- WORK TO COMPLETE
Of all the lines in the material below, how many include the string "présente"? Give the number only.

- RECORDS PROVIDED
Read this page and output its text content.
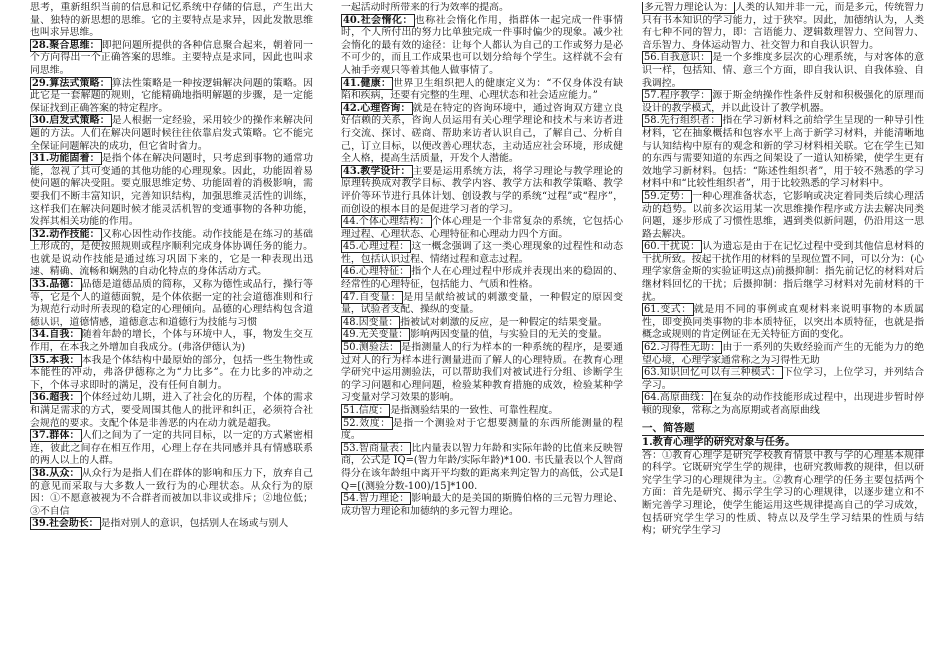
思考，重新组织当前的信息和记忆系统中存储的信息，产生出大量、独特的新思想的思维。它的主要特点是求异，因此发散思维也叫求异思维。

28.聚合思维： 即把问题所提供的各种信息聚合起来，朝着同一个方向得出一个正确答案的思维。主要特点是求同，因此也叫求同思维。

29.算法式策略： 算法性策略是一种按逻辑解决问题的策略。因此它是一套解题的规则，它能精确地指明解题的步骤，是一定能保证找到正确答案的特定程序。

30.启发式策略： 是人根据一定经验，采用较少的操作来解决问题的方法。人们在解决问题时候往往依靠启发式策略。它不能完全保证问题解决的成功，但它省时省力。

31.功能固着： 是指个体在解决问题时，只考虑到事物的通常功能，忽视了其可变通的其他功能的心理现象。因此，功能固着易使问题的解决受阻。要克服思维定势、功能固着的消极影响，需要我们不断丰富知识，完善知识结构，加强思维灵活性的训练，这样我们在解决问题时候才能灵活机智的变通事物的各种功能，发挥其相关功能的作用。

32.动作技能： 又称心因性动作技能。动作技能是在练习的基础上形成的，是使按照规则或程序顺利完成身体协调任务的能力。也就是说动作技能是通过练习巩固下来的，它是一种表现出迅速、精确、流畅和娴熟的自动化特点的身体活动方式。

33.品德： 品德是道德品质的简称，又称为德性或品行，操行等等，它是个人的道德面貌，是个体依据一定的社会道德准则和行为规范行动时所表现的稳定的心理倾向。品德的心理结构包含道德认识，道德情感，道德意志和道德行为技能与习惯

34.自我： 随着年龄的增长，个体与环境中人，事，物发生交互作用，在本我之外增加自我成分。(弗洛伊德认为)

35.本我： 本我是个体结构中最原始的部分，包括一些生物性或本能性的冲动，弗洛伊德称之为“力比多”。在力比多的冲动之下，个体寻求即时的满足，没有任何自制力。

36.超我： 个体经过幼儿期，进入了社会化的历程，个体的需求和满足需求的方式，要受周围其他人的批评和纠正，必须符合社会规范的要求。支配个体是非善恶的内在动力就是超我。

37.群体： 人们之间为了一定的共同目标，以一定的方式紧密相连，彼此之间存在相互作用，心理上存在共同感并具有情感联系的两人以上的人群。

38.从众： 从众行为是指人们在群体的影响和压力下，放弃自己的意见而采取与大多数人一致行为的心理状态。从众行为的原因：①不愿意被视为不合群者而被加以非议或排斥；②地位低；③不自信

39.社会助长： 是指对别人的意识，包括别人在场或与别人

一起活动时所带来的行为效率的提高。

40.社会惰化： 也称社会惰化作用，指群体一起完成一件事情时，个人所付出的努力比单独完成一件事时偏少的现象。减少社会惰化的最有效的途径：让每个人都认为自己的工作或努力是必不可少的，而且工作成果也可以划分给每个学生。这样就不会有人袖手旁观只等着其他人做事情了。

41.健康： 世界卫生组织把人的健康定义为：“不仅身体没有缺陷和疾病，还要有完整的生理、心理状态和社会适应能力。”

42.心理咨询： 就是在特定的咨询环境中，通过咨询双方建立良好信赖的关系，咨询人员运用有关心理学理论和技术与来访者进行交流、探讨、磋商、帮助来访者认识自己，了解自己、分析自己，订立目标，以便改善心理状态，主动适应社会环境，形成健全人格，提高生活质量，开发个人潜能。

43.教学设计： 主要是运用系统方法，将学习理论与教学理论的原理转换成对教学目标、教学内容、教学方法和教学策略、教学评价等环节进行具体计划、创设教与学的系统“过程”或“程序”，而创设的根本目的是促进学习者的学习。

44.个体心理结构： 个体心理是一个非常复杂的系统，它包括心理过程、心理状态、心理特征和心理动力四个方面。

45.心理过程： 这一概念强调了这一类心理现象的过程性和动态性，包括认识过程、情绪过程和意志过程。

46.心理特征： 指个人在心理过程中形成并表现出来的稳固的、经常性的心理特征，包括能力、气质和性格。

47.自变量： 是用呈献给被试的刺激变量，一种假定的原因变量，试验者支配、操纵的变量。

48.因变量： 指被试对刺激的反应，是一种假定的结果变量。

49.无关变量： 影响两因变量的值，与实验目的无关的变量。

50.测验法： 是指测量人的行为样本的一种系统的程序，是要通过对人的行为样本进行测量进而了解人的心理特质。在教育心理学研究中运用测验法，可以帮助我们对被试进行分组、诊断学生的学习问题和心理问题，检验某种教育措施的成效，检验某种学习变量对学习效果的影响。

51.信度： 是指测验结果的一致性、可靠性程度。

52.效度： 是指一个测验对于它想要测量的东西所能测量的程度。

53.智商量表： 比内量表以智力年龄和实际年龄的比值来反映智商，公式是 IQ=(智力年龄/实际年龄)*100. 韦氏量表以个人智商得分在该年龄组中离开平均数的距离来判定智力的高低，公式是IQ=[(测验分数-100)/15]*100.

54.智力理论： 影响最大的是美国的斯腾伯格的三元智力理论、成功智力理论和加德纳的多元智力理论。

多元智力理论认为： 人类的认知并非一元，而是多元，传统智力只有书本知识的学习能力，过于狭窄。因此，加德纳认为，人类有七种不同的智力，即：言语能力、逻辑数理智力、空间智力、音乐智力、身体运动智力、社交智力和自我认识智力。

56.自我意识： 是一个多维度多层次的心理系统，与对客体的意识一样，包括知、情、意三个方面，即自我认识、自我体验、自我调控。

57.程序教学： 源于斯金纳操作性条件反射和积极强化的原理而设计的教学模式，并以此设计了教学机器。

58.先行组织者： 指在学习新材料之前给学生呈现的一种导引性材料，它在抽象概括和包容水平上高于新学习材料，并能清晰地与认知结构中原有的观念和新的学习材料相关联。它在学生已知的东西与需要知道的东西之间架设了一道认知桥梁，使学生更有效地学习新材料。包括：“陈述性组织者”，用于较不熟悉的学习材料中和“比较性组织者”，用于比较熟悉的学习材料中。

59.定势： 一种心理准备状态，它影响或决定着同类后续心理活动的趋势。以前多次运用某一次思维操作程序或方法去解决同类问题，逐步形成了习惯性思维，遇到类似新问题，仍沿用这一思路去解决。

60.干扰说： 认为遗忘是由于在记忆过程中受到其他信息材料的干扰所致。按起干扰作用的材料的呈现位置不同，可以分为：(心理学家詹金斯的实验证明这点)前摄抑制：指先前记忆的材料对后继材料回忆的干扰；后摄抑制：指后继学习材料对先前材料的干扰。

61.变式： 就是用不同的事例或直观材料来说明事物的本质属性，即变换同类事物的非本质特征，以突出本质特征，也就是指概念或规则的肯定例证在无关特征方面的变化。

62.习得性无助： 由于一系列的失败经验而产生的无能为力的绝望心境，心理学家通常称之为习得性无助

63.知识回忆可以有三种模式： 下位学习，上位学习，并列结合学习。

64.高原曲线： 在复杂的动作技能形成过程中，出现进步暂时停顿的现象，常称之为高原期或者高原曲线

一、简答题
1.教育心理学的研究对象与任务。

答：①教育心理学是研究学校教育情景中教与学的心理基本规律的科学。它既研究学生学的规律，也研究教师教的规律，但以研究学生学习的心理规律为主。②教育心理学的任务主要包括两个方面：首先是研究、揭示学生学习的心理规律，以逐步建立和不断完善学习理论，使学生能运用这些规律提高自己的学习成效，包括研究学生学习的性质、特点以及学生学习结果的性质与结构；研究学生学习
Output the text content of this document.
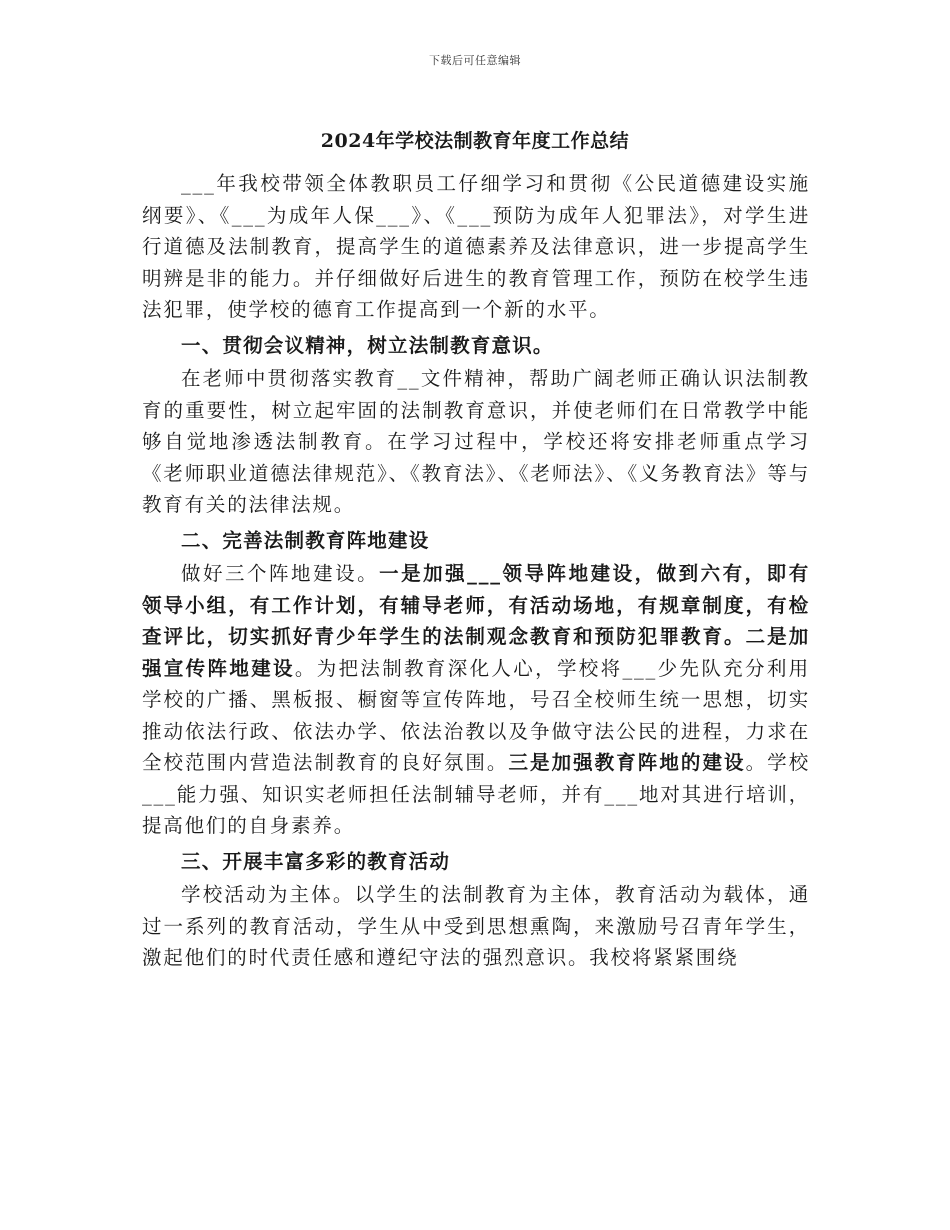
下载后可任意编辑
2024年学校法制教育年度工作总结

___年我校带领全体教职员工仔细学习和贯彻《公民道德建设实施纲要》、《___为成年人保___》、《___预防为成年人犯罪法》，对学生进行道德及法制教育，提高学生的道德素养及法律意识，进一步提高学生明辨是非的能力。并仔细做好后进生的教育管理工作，预防在校学生违法犯罪，使学校的德育工作提高到一个新的水平。

一、贯彻会议精神，树立法制教育意识。

在老师中贯彻落实教育__文件精神，帮助广阔老师正确认识法制教育的重要性，树立起牢固的法制教育意识，并使老师们在日常教学中能够自觉地渗透法制教育。在学习过程中，学校还将安排老师重点学习《老师职业道德法律规范》、《教育法》、《老师法》、《义务教育法》等与教育有关的法律法规。

二、完善法制教育阵地建设

做好三个阵地建设。一是加强___领导阵地建设，做到六有，即有领导小组，有工作计划，有辅导老师，有活动场地，有规章制度，有检查评比，切实抓好青少年学生的法制观念教育和预防犯罪教育。二是加强宣传阵地建设。为把法制教育深化人心，学校将___少先队充分利用学校的广播、黑板报、橱窗等宣传阵地，号召全校师生统一思想，切实推动依法行政、依法办学、依法治教以及争做守法公民的进程，力求在全校范围内营造法制教育的良好氛围。三是加强教育阵地的建设。学校___能力强、知识实老师担任法制辅导老师，并有___地对其进行培训，提高他们的自身素养。

三、开展丰富多彩的教育活动

学校活动为主体。以学生的法制教育为主体，教育活动为载体，通过一系列的教育活动，学生从中受到思想熏陶，来激励号召青年学生，激起他们的时代责任感和遵纪守法的强烈意识。我校将紧紧围绕
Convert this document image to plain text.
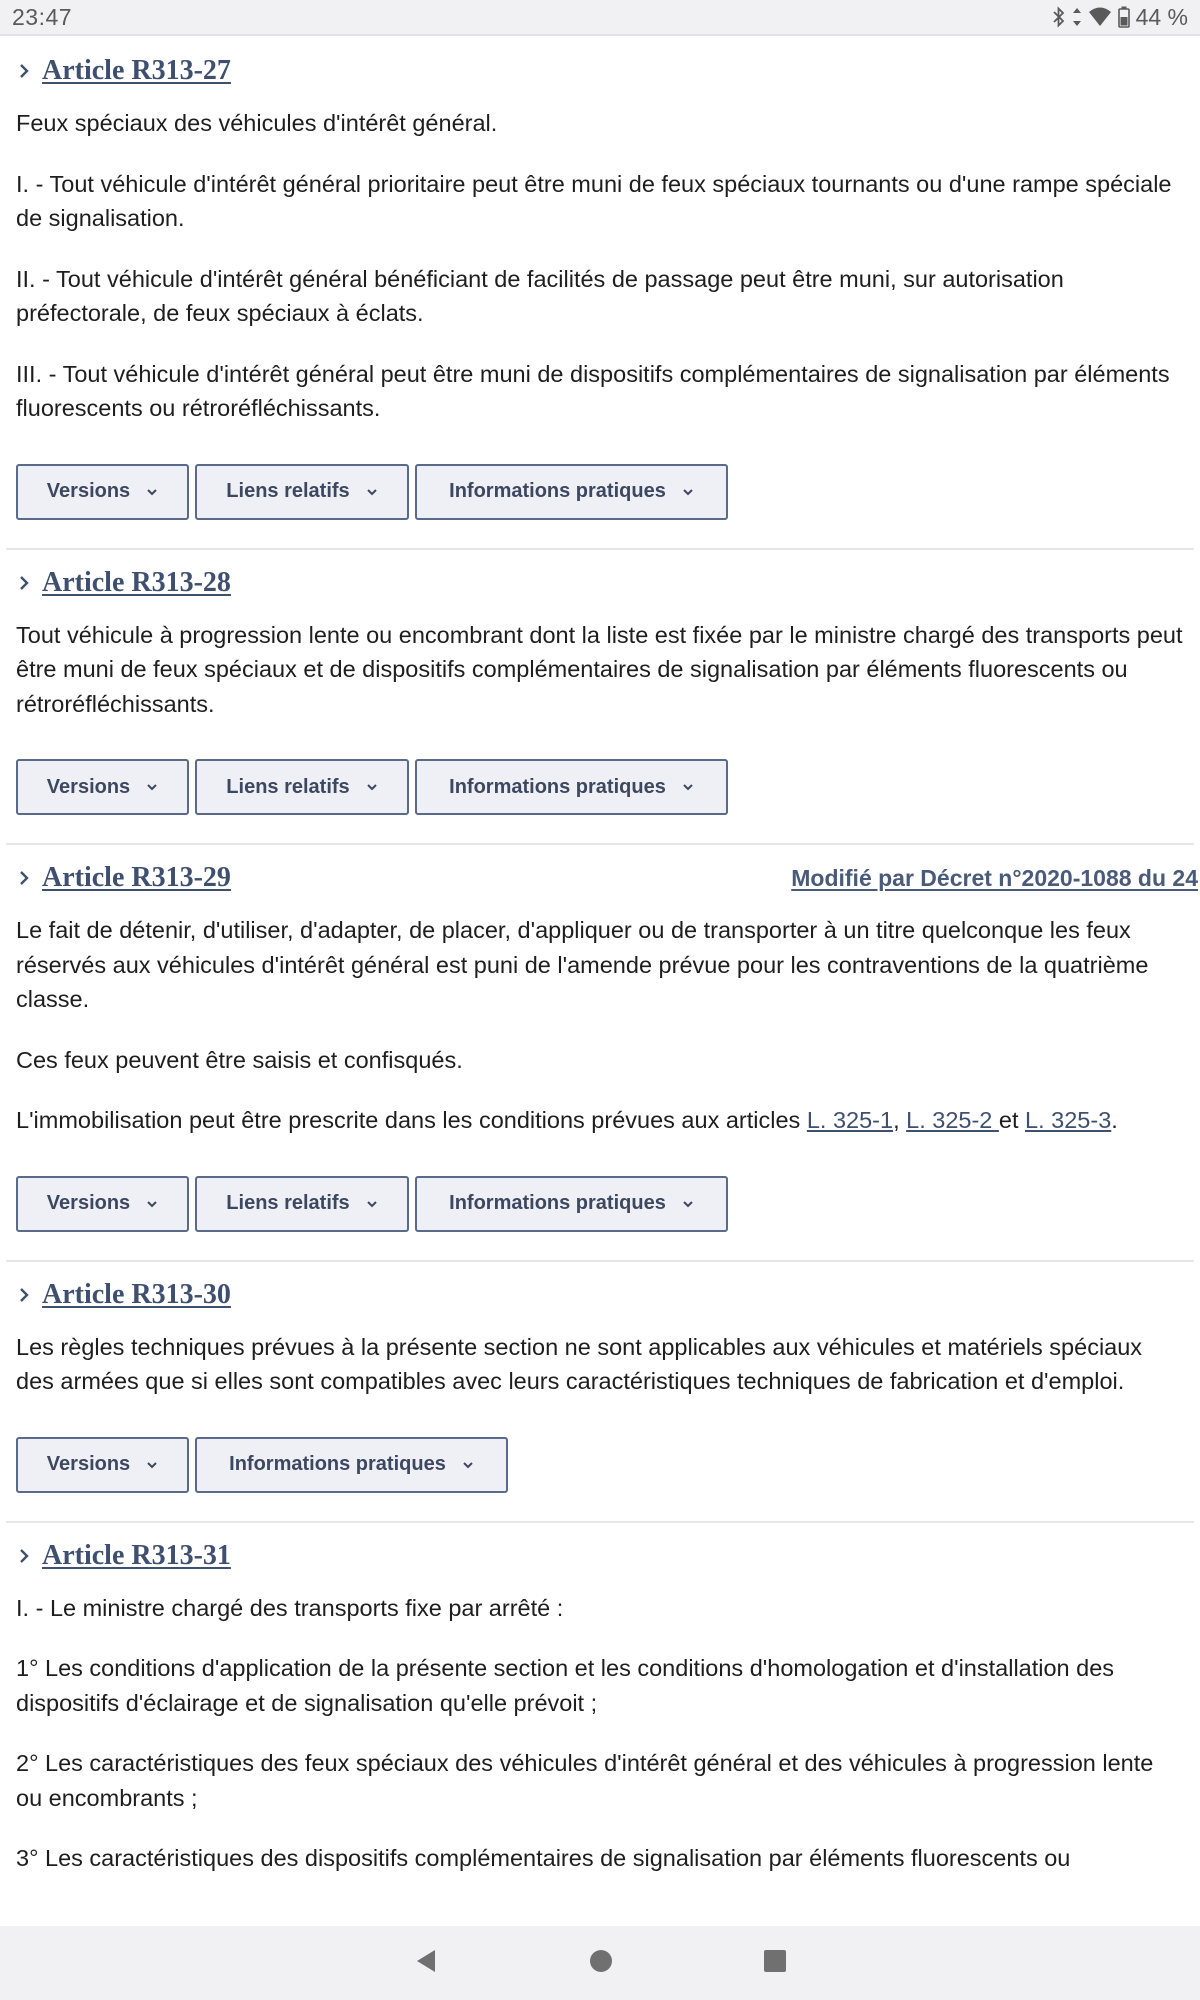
23:47	44 %
Article R313-27

Feux spéciaux des véhicules d'intérêt général.

I. - Tout véhicule d'intérêt général prioritaire peut être muni de feux spéciaux tournants ou d'une rampe spéciale de signalisation.

II. - Tout véhicule d'intérêt général bénéficiant de facilités de passage peut être muni, sur autorisation préfectorale, de feux spéciaux à éclats.

III. - Tout véhicule d'intérêt général peut être muni de dispositifs complémentaires de signalisation par éléments fluorescents ou rétroréfléchissants.

Versions	Liens relatifs	Informations pratiques
Article R313-28

Tout véhicule à progression lente ou encombrant dont la liste est fixée par le ministre chargé des transports peut être muni de feux spéciaux et de dispositifs complémentaires de signalisation par éléments fluorescents ou rétroréfléchissants.

Versions	Liens relatifs	Informations pratiques
Article R313-29	Modifié par Décret n°2020-1088 du 24

Le fait de détenir, d'utiliser, d'adapter, de placer, d'appliquer ou de transporter à un titre quelconque les feux réservés aux véhicules d'intérêt général est puni de l'amende prévue pour les contraventions de la quatrième classe.

Ces feux peuvent être saisis et confisqués.

L'immobilisation peut être prescrite dans les conditions prévues aux articles L. 325-1, L. 325-2 et L. 325-3.

Versions	Liens relatifs	Informations pratiques
Article R313-30

Les règles techniques prévues à la présente section ne sont applicables aux véhicules et matériels spéciaux des armées que si elles sont compatibles avec leurs caractéristiques techniques de fabrication et d'emploi.

Versions	Informations pratiques
Article R313-31

I. - Le ministre chargé des transports fixe par arrêté :

1° Les conditions d'application de la présente section et les conditions d'homologation et d'installation des dispositifs d'éclairage et de signalisation qu'elle prévoit ;

2° Les caractéristiques des feux spéciaux des véhicules d'intérêt général et des véhicules à progression lente ou encombrants ;

3° Les caractéristiques des dispositifs complémentaires de signalisation par éléments fluorescents ou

- ANSWER TO THIS TASK
2